WHAT IS ASKED
Return each line of the records holding the string "ncallbacks".

Dataset records
"""

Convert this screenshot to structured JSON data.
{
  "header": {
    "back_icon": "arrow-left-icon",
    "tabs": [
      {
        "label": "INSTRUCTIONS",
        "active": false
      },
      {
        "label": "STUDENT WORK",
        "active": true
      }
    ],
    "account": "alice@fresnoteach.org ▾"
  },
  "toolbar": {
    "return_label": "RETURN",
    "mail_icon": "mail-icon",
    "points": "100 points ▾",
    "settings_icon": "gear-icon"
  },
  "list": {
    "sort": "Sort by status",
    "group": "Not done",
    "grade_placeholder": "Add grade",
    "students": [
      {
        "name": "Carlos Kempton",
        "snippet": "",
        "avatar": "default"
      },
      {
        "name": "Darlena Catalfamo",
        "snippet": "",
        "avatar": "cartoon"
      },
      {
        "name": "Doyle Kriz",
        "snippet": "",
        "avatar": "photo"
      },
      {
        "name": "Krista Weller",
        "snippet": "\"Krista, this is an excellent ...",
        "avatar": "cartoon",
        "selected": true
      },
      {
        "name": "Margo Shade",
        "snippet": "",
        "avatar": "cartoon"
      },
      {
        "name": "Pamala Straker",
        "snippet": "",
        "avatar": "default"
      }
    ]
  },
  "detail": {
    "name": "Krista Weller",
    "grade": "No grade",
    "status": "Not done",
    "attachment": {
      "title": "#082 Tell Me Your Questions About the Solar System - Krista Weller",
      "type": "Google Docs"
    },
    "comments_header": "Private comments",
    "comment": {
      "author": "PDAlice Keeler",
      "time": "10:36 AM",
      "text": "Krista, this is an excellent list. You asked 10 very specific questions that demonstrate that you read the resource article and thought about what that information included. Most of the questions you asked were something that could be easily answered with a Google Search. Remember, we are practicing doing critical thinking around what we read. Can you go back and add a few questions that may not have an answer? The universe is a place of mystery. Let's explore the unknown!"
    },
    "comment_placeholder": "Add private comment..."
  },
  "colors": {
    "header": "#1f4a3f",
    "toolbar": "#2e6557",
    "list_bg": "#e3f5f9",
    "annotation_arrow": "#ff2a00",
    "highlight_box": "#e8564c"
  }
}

"""
"""

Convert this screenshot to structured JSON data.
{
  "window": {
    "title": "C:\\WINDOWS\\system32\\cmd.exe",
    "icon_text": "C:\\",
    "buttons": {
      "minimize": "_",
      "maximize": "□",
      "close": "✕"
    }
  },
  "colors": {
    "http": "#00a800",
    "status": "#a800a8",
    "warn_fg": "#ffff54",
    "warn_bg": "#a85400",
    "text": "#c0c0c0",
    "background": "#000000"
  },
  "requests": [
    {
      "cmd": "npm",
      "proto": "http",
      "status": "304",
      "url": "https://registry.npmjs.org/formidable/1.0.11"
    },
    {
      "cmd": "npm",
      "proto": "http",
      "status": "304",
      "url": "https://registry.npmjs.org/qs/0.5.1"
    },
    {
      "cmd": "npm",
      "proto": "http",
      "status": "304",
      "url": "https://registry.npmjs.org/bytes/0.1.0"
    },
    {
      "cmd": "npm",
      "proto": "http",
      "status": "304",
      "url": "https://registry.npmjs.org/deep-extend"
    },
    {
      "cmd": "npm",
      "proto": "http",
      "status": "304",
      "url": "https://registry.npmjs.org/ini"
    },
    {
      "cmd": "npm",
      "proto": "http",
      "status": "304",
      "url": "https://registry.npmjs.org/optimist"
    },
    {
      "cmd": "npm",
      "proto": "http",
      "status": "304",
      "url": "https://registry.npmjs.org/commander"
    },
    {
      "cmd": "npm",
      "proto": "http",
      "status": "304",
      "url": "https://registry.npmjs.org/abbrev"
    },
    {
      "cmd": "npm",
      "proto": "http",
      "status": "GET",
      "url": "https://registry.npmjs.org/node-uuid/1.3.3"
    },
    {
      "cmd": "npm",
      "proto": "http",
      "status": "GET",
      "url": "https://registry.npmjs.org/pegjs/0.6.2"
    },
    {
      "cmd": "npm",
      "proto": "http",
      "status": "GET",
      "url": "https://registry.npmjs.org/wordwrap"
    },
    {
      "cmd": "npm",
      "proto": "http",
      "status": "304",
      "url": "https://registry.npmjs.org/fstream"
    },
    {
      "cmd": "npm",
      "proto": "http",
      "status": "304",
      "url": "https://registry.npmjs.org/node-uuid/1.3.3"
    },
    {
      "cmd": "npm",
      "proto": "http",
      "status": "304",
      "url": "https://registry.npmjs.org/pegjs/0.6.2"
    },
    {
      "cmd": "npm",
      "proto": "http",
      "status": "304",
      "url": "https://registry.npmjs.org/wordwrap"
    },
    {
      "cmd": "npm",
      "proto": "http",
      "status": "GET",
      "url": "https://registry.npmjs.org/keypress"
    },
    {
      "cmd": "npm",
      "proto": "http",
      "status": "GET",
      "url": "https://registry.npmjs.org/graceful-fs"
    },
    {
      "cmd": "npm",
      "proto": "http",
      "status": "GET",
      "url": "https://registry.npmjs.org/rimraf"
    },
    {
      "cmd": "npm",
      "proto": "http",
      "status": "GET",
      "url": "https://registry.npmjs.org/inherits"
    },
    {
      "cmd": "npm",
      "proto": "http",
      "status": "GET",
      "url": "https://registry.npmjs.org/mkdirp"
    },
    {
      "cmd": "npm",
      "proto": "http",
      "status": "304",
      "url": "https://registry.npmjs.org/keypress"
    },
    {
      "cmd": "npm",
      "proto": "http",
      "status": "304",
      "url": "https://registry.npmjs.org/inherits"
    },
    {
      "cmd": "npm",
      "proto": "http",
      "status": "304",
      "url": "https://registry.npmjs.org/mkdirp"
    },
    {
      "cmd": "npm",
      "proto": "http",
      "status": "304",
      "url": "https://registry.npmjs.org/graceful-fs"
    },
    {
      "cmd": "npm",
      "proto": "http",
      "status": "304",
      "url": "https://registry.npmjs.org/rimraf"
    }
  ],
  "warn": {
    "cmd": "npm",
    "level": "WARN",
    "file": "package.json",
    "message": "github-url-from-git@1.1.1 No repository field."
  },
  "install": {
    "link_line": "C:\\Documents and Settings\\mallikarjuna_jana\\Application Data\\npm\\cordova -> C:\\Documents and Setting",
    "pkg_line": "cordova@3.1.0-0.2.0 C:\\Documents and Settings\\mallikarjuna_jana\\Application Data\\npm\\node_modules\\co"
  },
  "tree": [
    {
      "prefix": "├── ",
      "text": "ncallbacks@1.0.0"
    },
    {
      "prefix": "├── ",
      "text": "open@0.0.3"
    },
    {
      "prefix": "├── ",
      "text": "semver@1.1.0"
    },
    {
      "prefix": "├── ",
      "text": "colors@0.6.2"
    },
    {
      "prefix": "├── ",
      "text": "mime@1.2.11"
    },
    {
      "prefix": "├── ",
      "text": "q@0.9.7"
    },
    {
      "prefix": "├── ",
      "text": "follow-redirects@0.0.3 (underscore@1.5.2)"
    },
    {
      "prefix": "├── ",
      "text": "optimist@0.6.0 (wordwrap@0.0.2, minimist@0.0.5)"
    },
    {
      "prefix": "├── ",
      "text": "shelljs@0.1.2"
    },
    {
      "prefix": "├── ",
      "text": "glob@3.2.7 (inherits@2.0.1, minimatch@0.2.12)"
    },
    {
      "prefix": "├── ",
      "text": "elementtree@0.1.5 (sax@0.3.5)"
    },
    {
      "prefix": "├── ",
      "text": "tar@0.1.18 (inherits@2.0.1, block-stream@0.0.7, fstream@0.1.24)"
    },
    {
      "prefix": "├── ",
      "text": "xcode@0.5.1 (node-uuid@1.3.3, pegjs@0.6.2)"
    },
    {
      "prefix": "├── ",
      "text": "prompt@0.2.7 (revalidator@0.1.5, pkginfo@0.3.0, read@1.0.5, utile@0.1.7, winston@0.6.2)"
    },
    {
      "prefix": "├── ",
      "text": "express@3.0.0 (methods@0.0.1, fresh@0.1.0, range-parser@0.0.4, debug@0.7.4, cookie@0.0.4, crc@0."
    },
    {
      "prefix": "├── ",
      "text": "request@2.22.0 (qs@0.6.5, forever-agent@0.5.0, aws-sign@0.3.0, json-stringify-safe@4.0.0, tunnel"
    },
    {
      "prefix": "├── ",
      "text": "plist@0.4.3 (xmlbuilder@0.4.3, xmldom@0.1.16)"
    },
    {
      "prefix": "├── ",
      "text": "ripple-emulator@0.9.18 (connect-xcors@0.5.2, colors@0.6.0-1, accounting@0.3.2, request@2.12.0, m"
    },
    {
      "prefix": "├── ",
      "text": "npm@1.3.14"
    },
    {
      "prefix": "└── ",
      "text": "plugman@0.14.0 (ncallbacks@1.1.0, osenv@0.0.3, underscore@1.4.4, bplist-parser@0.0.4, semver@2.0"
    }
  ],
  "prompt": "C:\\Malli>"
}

"""
"""

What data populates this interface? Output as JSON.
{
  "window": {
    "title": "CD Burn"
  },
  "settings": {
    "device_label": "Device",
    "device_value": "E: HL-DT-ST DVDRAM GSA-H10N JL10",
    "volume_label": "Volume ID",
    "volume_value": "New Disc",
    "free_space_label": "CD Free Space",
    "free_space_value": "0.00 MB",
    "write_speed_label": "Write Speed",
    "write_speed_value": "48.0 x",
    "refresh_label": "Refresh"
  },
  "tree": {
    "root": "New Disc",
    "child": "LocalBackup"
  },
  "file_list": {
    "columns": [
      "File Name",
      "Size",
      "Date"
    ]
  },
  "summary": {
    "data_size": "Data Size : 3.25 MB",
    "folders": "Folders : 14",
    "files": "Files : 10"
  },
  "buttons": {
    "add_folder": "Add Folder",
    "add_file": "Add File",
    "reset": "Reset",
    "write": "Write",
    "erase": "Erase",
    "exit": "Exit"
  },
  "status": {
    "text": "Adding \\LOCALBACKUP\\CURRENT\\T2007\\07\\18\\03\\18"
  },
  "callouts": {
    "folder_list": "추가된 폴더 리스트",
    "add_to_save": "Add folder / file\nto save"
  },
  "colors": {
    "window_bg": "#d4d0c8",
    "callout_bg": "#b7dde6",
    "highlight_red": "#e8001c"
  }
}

"""

ANSWER TO THE TASK
      "text": "ncallbacks@1.0.0"
      "text": "plugman@0.14.0 (ncallbacks@1.1.0, osenv@0.0.3, underscore@1.4.4, bplist-parser@0.0.4, semver@2.0"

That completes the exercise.